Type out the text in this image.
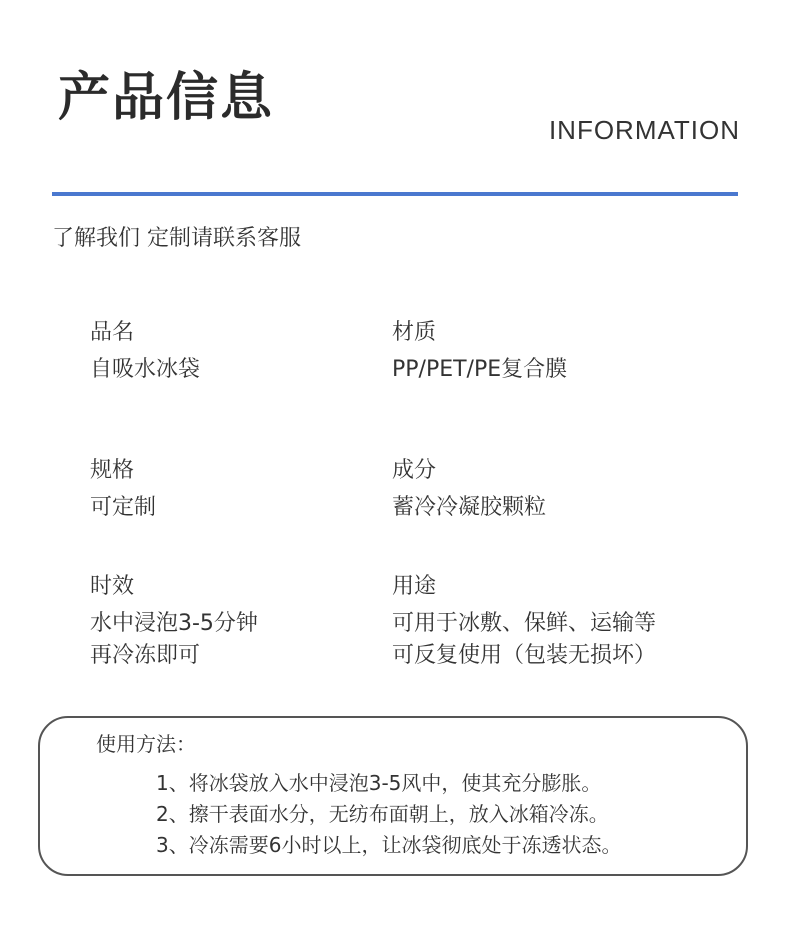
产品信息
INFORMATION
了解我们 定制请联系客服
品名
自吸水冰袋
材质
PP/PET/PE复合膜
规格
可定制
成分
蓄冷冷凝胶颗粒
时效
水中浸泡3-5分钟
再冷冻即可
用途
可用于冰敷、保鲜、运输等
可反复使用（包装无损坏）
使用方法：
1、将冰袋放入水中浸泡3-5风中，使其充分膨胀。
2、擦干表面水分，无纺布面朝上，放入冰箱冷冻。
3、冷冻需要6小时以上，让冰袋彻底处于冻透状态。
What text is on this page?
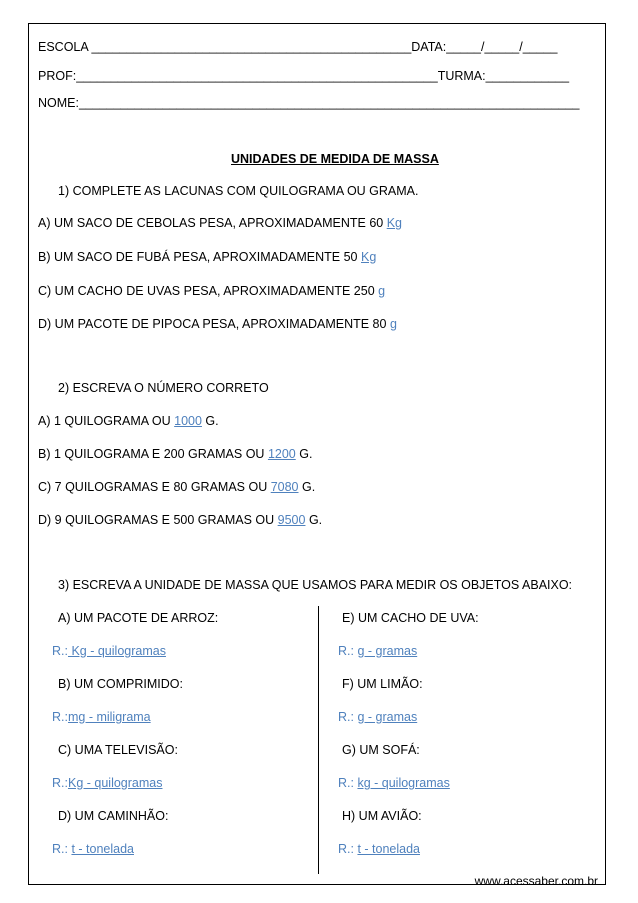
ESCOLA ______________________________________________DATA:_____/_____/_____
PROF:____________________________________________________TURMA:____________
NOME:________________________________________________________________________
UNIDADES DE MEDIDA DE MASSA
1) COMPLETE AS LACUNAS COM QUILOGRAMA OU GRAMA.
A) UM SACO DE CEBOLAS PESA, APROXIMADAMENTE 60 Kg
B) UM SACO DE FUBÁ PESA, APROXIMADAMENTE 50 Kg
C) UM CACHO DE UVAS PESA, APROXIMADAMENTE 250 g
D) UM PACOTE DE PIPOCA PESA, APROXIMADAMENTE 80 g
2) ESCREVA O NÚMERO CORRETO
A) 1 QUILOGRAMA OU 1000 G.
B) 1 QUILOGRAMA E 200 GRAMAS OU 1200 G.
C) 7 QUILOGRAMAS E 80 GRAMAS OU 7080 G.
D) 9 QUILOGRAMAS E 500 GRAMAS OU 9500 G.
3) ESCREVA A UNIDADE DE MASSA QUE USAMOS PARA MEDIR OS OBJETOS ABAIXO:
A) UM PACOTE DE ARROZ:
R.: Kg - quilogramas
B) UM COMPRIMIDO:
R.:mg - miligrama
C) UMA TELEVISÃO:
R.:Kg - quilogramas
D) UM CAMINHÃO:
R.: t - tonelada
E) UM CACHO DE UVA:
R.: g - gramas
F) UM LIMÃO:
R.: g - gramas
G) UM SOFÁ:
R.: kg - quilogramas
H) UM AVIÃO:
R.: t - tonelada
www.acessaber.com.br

PROBLEM TO WORK ON
Every line above should be repeated exactly; pictures stay out of the copy.

RESULT BELOW
Type out the text in this image.
产品信息
INFORMATION
了解我们 定制请联系客服
品名
自吸水冰袋
材质
PP/PET/PE复合膜
规格
可定制
成分
蓄冷冷凝胶颗粒
时效
水中浸泡3-5分钟
再冷冻即可
用途
可用于冰敷、保鲜、运输等
可反复使用（包装无损坏）
使用方法：
1、将冰袋放入水中浸泡3-5风中，使其充分膨胀。
2、擦干表面水分，无纺布面朝上，放入冰箱冷冻。
3、冷冻需要6小时以上，让冰袋彻底处于冻透状态。
What text is on this page?
ESCOLA ______________________________________________DATA:_____/_____/_____
PROF:____________________________________________________TURMA:____________
NOME:________________________________________________________________________
UNIDADES DE MEDIDA DE MASSA
1) COMPLETE AS LACUNAS COM QUILOGRAMA OU GRAMA.
A) UM SACO DE CEBOLAS PESA, APROXIMADAMENTE 60 Kg
B) UM SACO DE FUBÁ PESA, APROXIMADAMENTE 50 Kg
C) UM CACHO DE UVAS PESA, APROXIMADAMENTE 250 g
D) UM PACOTE DE PIPOCA PESA, APROXIMADAMENTE 80 g
2) ESCREVA O NÚMERO CORRETO
A) 1 QUILOGRAMA OU 1000 G.
B) 1 QUILOGRAMA E 200 GRAMAS OU 1200 G.
C) 7 QUILOGRAMAS E 80 GRAMAS OU 7080 G.
D) 9 QUILOGRAMAS E 500 GRAMAS OU 9500 G.
3) ESCREVA A UNIDADE DE MASSA QUE USAMOS PARA MEDIR OS OBJETOS ABAIXO:
A) UM PACOTE DE ARROZ:
R.: Kg - quilogramas
B) UM COMPRIMIDO:
R.:mg - miligrama
C) UMA TELEVISÃO:
R.:Kg - quilogramas
D) UM CAMINHÃO:
R.: t - tonelada
E) UM CACHO DE UVA:
R.: g - gramas
F) UM LIMÃO:
R.: g - gramas
G) UM SOFÁ:
R.: kg - quilogramas
H) UM AVIÃO:
R.: t - tonelada
www.acessaber.com.br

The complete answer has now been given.